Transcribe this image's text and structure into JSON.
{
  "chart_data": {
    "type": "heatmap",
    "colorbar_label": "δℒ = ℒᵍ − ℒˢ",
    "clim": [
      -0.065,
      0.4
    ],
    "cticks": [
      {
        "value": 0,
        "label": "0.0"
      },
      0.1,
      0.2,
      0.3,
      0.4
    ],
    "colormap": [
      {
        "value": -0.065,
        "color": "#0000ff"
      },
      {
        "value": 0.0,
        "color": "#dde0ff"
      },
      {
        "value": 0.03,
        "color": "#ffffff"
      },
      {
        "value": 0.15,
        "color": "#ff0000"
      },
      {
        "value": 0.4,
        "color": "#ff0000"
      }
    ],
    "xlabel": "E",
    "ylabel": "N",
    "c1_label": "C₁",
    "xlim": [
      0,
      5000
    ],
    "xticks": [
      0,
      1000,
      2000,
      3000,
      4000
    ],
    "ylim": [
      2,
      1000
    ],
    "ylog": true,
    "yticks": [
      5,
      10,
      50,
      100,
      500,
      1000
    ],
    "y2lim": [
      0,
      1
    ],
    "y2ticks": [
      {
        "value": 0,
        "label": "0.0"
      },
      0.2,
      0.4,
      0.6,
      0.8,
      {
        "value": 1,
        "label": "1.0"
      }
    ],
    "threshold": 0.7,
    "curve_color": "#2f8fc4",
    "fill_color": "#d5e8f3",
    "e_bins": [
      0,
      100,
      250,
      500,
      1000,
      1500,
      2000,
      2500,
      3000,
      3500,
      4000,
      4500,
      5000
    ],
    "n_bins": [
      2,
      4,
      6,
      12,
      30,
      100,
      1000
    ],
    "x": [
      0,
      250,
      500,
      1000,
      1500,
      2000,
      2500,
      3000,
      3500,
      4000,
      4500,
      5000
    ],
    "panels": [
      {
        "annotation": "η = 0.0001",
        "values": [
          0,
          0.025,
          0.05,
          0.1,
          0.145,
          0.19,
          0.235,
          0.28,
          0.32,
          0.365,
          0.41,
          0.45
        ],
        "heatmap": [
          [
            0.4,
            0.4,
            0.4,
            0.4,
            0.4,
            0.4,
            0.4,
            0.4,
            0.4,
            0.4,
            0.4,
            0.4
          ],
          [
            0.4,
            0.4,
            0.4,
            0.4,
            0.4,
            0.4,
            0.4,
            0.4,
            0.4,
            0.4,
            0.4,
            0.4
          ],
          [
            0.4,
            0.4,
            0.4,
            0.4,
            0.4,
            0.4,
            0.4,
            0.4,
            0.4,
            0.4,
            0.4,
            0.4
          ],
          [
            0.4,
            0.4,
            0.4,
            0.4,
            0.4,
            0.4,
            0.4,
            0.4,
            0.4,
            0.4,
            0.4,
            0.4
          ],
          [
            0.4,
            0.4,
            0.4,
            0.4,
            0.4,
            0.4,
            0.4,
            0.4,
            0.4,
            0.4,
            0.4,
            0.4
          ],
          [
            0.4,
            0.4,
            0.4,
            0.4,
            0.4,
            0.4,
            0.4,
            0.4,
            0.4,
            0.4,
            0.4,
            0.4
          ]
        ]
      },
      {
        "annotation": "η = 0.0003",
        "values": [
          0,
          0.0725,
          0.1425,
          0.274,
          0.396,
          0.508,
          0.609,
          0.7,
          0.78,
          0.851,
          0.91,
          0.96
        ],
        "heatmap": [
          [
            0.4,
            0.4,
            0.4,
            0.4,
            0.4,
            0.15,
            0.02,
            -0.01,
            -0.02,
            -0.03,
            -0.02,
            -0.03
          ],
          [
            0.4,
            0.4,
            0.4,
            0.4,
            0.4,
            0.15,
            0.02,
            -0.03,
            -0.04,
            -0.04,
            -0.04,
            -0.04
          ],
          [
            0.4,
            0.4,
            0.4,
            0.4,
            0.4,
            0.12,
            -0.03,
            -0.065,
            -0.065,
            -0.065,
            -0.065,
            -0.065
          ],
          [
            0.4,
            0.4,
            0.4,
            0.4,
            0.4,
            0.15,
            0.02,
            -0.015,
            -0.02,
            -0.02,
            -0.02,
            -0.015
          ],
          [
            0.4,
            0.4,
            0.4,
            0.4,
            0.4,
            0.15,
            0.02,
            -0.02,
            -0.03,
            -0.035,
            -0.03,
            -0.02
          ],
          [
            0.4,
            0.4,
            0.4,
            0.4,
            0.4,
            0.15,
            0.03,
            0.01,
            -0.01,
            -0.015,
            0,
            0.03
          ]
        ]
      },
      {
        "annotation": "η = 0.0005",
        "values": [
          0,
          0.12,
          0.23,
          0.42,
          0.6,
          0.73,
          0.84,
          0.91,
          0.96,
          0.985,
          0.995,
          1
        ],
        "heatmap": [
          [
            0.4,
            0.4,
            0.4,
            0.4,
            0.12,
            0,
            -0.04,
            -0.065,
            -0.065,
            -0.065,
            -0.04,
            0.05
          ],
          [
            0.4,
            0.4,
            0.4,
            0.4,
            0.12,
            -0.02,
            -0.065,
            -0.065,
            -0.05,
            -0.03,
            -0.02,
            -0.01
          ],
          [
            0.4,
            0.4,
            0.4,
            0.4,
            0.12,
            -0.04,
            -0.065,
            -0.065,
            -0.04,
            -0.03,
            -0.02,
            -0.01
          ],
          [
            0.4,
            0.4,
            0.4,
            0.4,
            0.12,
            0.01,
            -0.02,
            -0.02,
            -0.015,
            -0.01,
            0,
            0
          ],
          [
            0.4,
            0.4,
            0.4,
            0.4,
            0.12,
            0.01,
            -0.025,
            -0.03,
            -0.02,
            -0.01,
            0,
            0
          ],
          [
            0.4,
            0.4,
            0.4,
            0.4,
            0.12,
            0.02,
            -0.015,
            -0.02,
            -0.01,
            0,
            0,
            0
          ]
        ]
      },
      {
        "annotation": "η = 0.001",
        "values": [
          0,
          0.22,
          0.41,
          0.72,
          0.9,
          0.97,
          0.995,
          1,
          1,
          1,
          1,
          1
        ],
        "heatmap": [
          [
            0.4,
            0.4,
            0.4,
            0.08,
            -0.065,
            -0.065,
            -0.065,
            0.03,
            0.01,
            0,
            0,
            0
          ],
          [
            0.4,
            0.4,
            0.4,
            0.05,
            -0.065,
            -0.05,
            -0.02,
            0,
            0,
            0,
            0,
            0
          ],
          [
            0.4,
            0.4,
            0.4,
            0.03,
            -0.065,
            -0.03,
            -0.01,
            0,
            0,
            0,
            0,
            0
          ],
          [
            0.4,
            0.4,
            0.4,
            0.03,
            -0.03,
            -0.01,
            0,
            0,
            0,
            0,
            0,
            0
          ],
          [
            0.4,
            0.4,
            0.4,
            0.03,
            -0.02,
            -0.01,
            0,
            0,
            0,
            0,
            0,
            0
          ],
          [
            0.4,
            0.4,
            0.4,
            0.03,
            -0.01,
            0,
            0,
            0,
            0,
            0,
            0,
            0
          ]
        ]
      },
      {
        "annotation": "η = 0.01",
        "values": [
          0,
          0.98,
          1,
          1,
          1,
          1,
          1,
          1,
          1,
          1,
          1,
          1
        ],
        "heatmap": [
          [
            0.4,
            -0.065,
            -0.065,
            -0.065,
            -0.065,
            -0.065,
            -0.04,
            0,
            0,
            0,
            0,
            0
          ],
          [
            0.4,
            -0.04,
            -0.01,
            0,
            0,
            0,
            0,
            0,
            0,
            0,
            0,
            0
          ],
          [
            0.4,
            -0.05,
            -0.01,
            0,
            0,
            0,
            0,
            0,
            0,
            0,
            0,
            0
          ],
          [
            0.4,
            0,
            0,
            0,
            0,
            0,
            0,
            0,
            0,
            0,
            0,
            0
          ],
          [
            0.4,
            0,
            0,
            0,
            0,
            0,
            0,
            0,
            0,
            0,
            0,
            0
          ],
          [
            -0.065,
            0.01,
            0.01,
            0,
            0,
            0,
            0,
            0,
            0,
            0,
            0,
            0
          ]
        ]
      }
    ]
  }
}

**Task directions**
Pull out every line of the records above that contains the word "annotation".

**Result of the task**
        "annotation": "η = 0.0001",
        "annotation": "η = 0.0003",
        "annotation": "η = 0.0005",
        "annotation": "η = 0.001",
        "annotation": "η = 0.01",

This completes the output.